--- Problem details ---
Every line must be returned precisely as it is written.

--- Supplied material ---
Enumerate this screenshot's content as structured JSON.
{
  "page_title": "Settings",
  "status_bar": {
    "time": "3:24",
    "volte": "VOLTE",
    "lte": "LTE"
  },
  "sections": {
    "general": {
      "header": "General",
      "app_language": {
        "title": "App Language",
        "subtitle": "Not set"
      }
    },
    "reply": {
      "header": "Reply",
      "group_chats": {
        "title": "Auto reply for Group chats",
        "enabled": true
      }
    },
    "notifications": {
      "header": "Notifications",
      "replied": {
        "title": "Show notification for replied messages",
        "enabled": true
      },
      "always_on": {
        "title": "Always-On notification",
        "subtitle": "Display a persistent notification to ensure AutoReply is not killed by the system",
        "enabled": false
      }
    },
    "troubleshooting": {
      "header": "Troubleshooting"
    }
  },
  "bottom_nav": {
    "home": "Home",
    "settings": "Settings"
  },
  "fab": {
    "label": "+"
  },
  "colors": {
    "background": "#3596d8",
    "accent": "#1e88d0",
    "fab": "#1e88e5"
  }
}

--- Answer to this problem ---
Enumerate this screenshot's content as structured JSON.
{
  "page_title": "Settings",
  "status_bar": {
    "time": "3:24",
    "volte": "VOLTE",
    "lte": "LTE"
  },
  "sections": {
    "general": {
      "header": "General",
      "app_language": {
        "title": "App Language",
        "subtitle": "Not set"
      }
    },
    "reply": {
      "header": "Reply",
      "group_chats": {
        "title": "Auto reply for Group chats",
        "enabled": true
      }
    },
    "notifications": {
      "header": "Notifications",
      "replied": {
        "title": "Show notification for replied messages",
        "enabled": true
      },
      "always_on": {
        "title": "Always-On notification",
        "subtitle": "Display a persistent notification to ensure AutoReply is not killed by the system",
        "enabled": false
      }
    },
    "troubleshooting": {
      "header": "Troubleshooting"
    }
  },
  "bottom_nav": {
    "home": "Home",
    "settings": "Settings"
  },
  "fab": {
    "label": "+"
  },
  "colors": {
    "background": "#3596d8",
    "accent": "#1e88d0",
    "fab": "#1e88e5"
  }
}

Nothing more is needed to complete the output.